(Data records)
--------

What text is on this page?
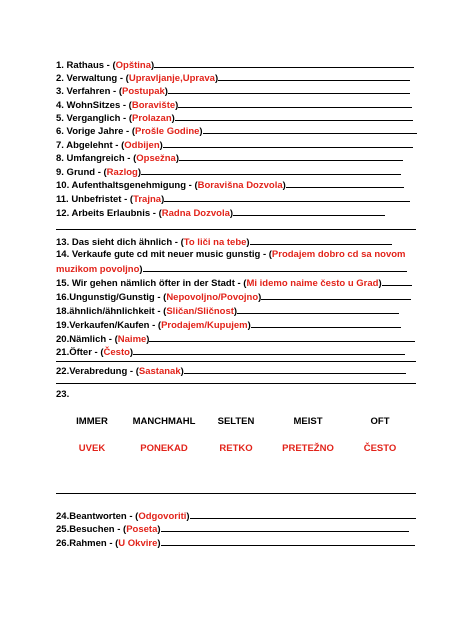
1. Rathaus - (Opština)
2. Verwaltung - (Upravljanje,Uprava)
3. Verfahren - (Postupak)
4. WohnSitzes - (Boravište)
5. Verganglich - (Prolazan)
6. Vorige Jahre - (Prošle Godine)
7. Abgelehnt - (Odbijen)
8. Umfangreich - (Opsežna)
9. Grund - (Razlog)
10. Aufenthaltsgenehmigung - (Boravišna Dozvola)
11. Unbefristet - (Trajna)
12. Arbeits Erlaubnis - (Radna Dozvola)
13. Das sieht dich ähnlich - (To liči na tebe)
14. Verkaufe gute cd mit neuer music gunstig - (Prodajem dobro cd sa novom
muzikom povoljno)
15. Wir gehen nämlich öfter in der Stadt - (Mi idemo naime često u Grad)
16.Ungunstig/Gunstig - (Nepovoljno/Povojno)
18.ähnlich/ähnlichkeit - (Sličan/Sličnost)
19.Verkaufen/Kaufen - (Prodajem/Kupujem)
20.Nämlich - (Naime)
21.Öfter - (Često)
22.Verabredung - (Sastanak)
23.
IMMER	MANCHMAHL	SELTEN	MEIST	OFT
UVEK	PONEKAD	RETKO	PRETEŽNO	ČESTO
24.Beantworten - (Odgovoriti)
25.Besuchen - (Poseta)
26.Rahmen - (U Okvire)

--------

Without the pictures, restate each entry exactly.

What text is on this page?
1. Rathaus - (Opština)
2. Verwaltung - (Upravljanje,Uprava)
3. Verfahren - (Postupak)
4. WohnSitzes - (Boravište)
5. Verganglich - (Prolazan)
6. Vorige Jahre - (Prošle Godine)
7. Abgelehnt - (Odbijen)
8. Umfangreich - (Opsežna)
9. Grund - (Razlog)
10. Aufenthaltsgenehmigung - (Boravišna Dozvola)
11. Unbefristet - (Trajna)
12. Arbeits Erlaubnis - (Radna Dozvola)
13. Das sieht dich ähnlich - (To liči na tebe)
14. Verkaufe gute cd mit neuer music gunstig - (Prodajem dobro cd sa novom
muzikom povoljno)
15. Wir gehen nämlich öfter in der Stadt - (Mi idemo naime često u Grad)
16.Ungunstig/Gunstig - (Nepovoljno/Povojno)
18.ähnlich/ähnlichkeit - (Sličan/Sličnost)
19.Verkaufen/Kaufen - (Prodajem/Kupujem)
20.Nämlich - (Naime)
21.Öfter - (Često)
22.Verabredung - (Sastanak)
23.
IMMER	MANCHMAHL	SELTEN	MEIST	OFT
UVEK	PONEKAD	RETKO	PRETEŽNO	ČESTO
24.Beantworten - (Odgovoriti)
25.Besuchen - (Poseta)
26.Rahmen - (U Okvire)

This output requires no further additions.